### Exercise task 1
Reproduce verbatim everything in the listing from the line containing "module-count-label: 模 (216, 103, 226, 113)" down to the line containing "note-line: fastboot set unlock_ability", with both of those lines included.

### Passage shown
-- BEGIN --

From 41 minutes to 6, and nobody is afraid anymore
The ask was make CI faster. The real problem was that deploys were so big and so rare that every one carried a week of risk. We made them small, frequent, and dull.
- Client
- [example]
- Team
- Two from Kernwise, three from the platform team
- Outcome
- deploy 41 min → 6 min, batch 1 week → 1 change
- Engagement
- Three weeks · fixed scope
The pipeline worked. It built, it tested, it deployed, and the site stayed up. But a single deploy took 41 minutes, and that number had a behavioural cost the team had stopped noticing. Because shipping was slow and tense, people batched their changes. A week of work went out together, on Friday afternoon, in one release. That made every deploy larger, which made it scarier, which made people batch even more. The team asked us to make CI faster. The faster pipeline was the easy half. The point was to break that loop.
We did not buy a faster CI runner. The runner was not the problem.
The problem as we found it
We asked for one thing first: the full log of a single recent deploy, with timestamps on every stage. Not the average duration, not the dashboard — one real run, start to finish. The team had the data; they had only ever looked at the green-or-red summary, never at where the 41 minutes actually went.
Three stages dominated. A container rebuild took 19 minutes because every run rebuilt the image from scratch with no layer caching — npm install and a full dependency compile on every commit, whether or not a dependency had changed. A serial test suite took 14 minutes running 2,200 tests one file at a time on a single worker. And a manual approval gate sat in the middle: a human had to click Approve before deploy, which in practice meant the release waited a median of 6 minutes for someone to notice the Slack message and rubber-stamp it. Those three accounted for 39 of the 41 minutes.

-- END --

### Task input
-- BEGIN --

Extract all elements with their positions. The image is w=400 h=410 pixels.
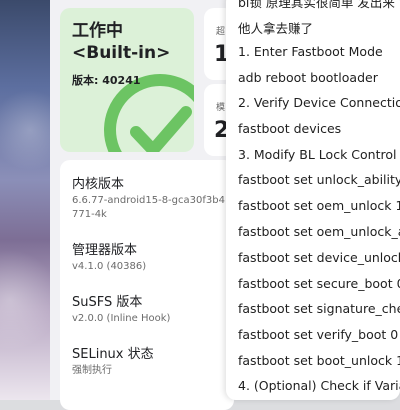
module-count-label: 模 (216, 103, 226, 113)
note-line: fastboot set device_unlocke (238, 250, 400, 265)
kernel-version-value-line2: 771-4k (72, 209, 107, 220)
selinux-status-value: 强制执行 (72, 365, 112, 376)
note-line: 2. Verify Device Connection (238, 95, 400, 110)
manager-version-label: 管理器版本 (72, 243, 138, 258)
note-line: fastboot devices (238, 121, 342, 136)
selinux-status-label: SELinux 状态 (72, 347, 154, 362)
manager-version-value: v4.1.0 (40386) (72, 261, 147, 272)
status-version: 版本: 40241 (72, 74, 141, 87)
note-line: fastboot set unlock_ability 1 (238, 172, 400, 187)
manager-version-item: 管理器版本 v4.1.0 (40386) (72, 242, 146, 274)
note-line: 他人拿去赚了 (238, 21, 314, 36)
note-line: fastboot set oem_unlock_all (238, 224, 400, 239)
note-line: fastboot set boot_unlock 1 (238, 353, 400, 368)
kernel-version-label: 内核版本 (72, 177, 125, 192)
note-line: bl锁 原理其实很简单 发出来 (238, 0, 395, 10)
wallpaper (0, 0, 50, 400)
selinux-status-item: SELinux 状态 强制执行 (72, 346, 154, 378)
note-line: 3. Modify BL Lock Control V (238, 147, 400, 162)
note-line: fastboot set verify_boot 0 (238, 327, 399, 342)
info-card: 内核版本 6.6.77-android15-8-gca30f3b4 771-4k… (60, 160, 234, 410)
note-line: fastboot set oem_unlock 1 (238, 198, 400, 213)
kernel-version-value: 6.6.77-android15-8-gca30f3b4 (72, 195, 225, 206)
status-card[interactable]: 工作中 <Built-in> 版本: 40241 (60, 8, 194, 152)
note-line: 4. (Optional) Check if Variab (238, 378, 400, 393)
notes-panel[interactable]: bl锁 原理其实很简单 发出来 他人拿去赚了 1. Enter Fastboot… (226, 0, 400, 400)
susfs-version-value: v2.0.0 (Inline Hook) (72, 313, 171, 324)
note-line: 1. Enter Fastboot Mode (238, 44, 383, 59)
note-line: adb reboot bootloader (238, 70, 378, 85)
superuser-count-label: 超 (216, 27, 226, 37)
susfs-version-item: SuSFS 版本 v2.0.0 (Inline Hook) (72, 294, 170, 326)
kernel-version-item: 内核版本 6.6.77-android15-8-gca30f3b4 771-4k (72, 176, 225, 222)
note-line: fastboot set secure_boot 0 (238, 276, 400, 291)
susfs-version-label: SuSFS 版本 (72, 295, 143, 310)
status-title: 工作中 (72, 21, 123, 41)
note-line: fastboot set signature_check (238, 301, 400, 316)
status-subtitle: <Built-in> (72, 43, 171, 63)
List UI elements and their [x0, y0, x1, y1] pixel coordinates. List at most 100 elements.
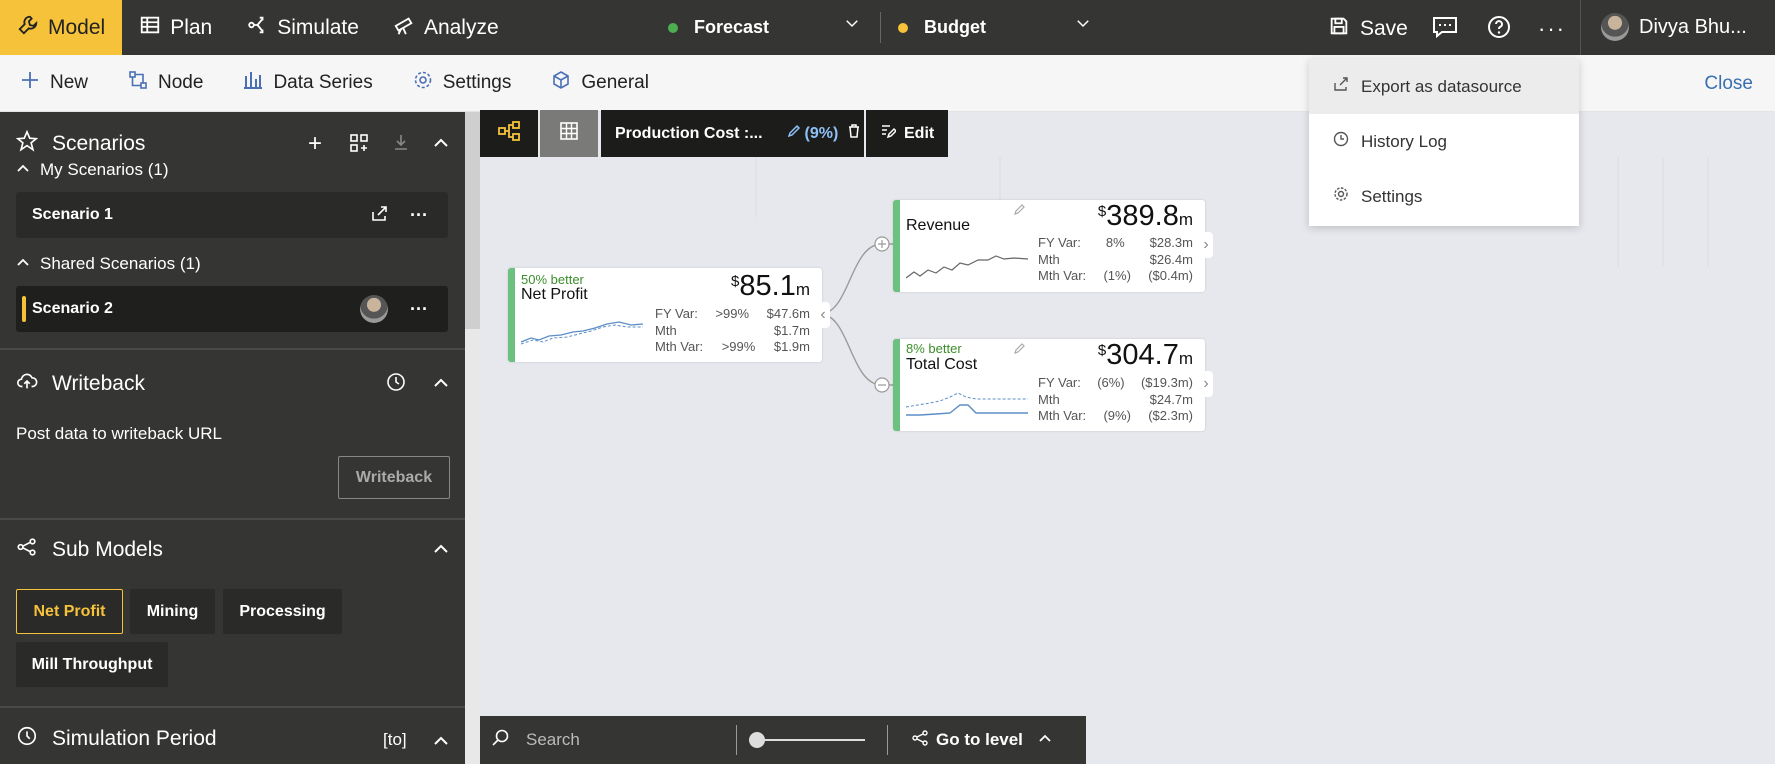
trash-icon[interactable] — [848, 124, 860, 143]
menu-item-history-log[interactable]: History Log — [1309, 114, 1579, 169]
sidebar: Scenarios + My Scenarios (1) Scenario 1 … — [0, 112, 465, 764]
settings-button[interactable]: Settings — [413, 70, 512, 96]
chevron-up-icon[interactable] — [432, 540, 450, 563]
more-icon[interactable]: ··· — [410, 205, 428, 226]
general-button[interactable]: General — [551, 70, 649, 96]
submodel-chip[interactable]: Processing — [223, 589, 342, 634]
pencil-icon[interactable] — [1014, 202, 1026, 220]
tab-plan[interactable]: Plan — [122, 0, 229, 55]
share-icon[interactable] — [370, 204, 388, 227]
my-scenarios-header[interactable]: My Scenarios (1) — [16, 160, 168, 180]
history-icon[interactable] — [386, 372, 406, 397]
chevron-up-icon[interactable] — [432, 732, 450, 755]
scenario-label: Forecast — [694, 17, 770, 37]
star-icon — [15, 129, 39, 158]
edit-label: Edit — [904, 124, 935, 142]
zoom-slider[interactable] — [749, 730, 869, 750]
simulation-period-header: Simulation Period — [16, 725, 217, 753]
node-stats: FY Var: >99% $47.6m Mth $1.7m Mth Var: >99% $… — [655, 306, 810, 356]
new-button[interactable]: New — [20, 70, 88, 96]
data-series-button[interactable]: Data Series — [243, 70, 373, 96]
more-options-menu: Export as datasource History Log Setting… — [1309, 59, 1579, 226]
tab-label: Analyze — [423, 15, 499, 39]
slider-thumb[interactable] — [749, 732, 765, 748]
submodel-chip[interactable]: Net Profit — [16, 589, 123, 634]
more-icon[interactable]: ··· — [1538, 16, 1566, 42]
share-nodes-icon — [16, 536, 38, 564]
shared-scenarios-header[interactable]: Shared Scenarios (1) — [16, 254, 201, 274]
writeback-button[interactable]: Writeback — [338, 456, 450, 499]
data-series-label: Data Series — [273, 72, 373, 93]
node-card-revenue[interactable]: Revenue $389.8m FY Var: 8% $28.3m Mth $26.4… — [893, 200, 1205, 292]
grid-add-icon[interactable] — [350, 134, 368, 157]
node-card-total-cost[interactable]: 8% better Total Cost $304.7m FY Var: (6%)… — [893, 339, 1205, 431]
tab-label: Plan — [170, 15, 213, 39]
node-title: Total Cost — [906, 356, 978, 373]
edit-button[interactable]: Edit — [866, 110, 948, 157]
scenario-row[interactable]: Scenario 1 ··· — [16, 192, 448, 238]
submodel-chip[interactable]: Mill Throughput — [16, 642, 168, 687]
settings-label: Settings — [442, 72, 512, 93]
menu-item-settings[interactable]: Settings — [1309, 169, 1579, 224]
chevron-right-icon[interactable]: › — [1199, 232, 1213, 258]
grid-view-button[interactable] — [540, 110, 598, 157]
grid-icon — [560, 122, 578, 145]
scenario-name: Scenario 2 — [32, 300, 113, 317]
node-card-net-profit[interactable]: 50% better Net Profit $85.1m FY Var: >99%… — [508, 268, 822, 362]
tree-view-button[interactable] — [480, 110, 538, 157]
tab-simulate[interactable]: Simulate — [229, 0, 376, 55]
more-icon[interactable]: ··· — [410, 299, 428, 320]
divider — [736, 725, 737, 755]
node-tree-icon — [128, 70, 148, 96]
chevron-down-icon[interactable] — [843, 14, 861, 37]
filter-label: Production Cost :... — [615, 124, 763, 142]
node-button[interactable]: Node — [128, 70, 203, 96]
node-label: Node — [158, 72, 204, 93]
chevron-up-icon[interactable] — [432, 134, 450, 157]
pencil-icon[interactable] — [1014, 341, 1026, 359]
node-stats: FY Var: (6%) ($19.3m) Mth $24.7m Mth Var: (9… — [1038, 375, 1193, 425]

-- END --

### Exercise task 2
Pick up the write-up on cutting deploy time from 41 minutes to 6 where it stops, and continue it.

### Answer 1
module-count-label: 模 (216, 103, 226, 113)
note-line: fastboot set device_unlocke (238, 250, 400, 265)
kernel-version-value-line2: 771-4k (72, 209, 107, 220)
selinux-status-value: 强制执行 (72, 365, 112, 376)
note-line: 2. Verify Device Connection (238, 95, 400, 110)
manager-version-label: 管理器版本 (72, 243, 138, 258)
note-line: fastboot devices (238, 121, 342, 136)
selinux-status-label: SELinux 状态 (72, 347, 154, 362)
manager-version-value: v4.1.0 (40386) (72, 261, 147, 272)
status-version: 版本: 40241 (72, 74, 141, 87)
note-line: fastboot set unlock_ability 1 (238, 172, 400, 187)

### Answer 2
The constraint we worked under
This was a fixed-scope engagement: three weeks, no new services, no new vendor. The team ran their own CI on infrastructure they understood, and they needed to keep owning it after we left — so nothing that only we could operate, and no managed product that added a bill and a dashboard nobody would check. Every change had to be a diff in a config file they already had in the repo.
The approach
The log made the order of work plain: attack the three slow stages by how much wall-clock each cost, and measure after each change instead of shipping all three at once and guessing which one mattered.
The changes that shipped
1 — Cache the image layers that never change
The Dockerfile copied the whole source tree in before installing dependencies, so any source edit — every commit — invalidated the dependency layer and forced a full reinstall and compile. Ordering the copy so the lockfile lands first lets the builder reuse the dependency layer whenever dependencies are unchanged, which is almost always.
FROM node:20-slim
WORKDIR /app
-COPY . .
-RUN npm install
+COPY package.json package-lock.json ./
+RUN npm ci
+COPY . .
RUN npm run buildWe also turned on the registry-backed layer cache so the builder pulls those layers across machines, not just on a warm local one. That alone took the image build from 19 minutes to a little over 2 on a dependency-unchanged commit.1
2 — Run the test suite in parallel
The 2,200 tests ran on one worker, file by file, because that was the default and nobody had revisited it. The suite had no cross-test shared state worth protecting, so it split cleanly. We sharded across four workers and let them run at once.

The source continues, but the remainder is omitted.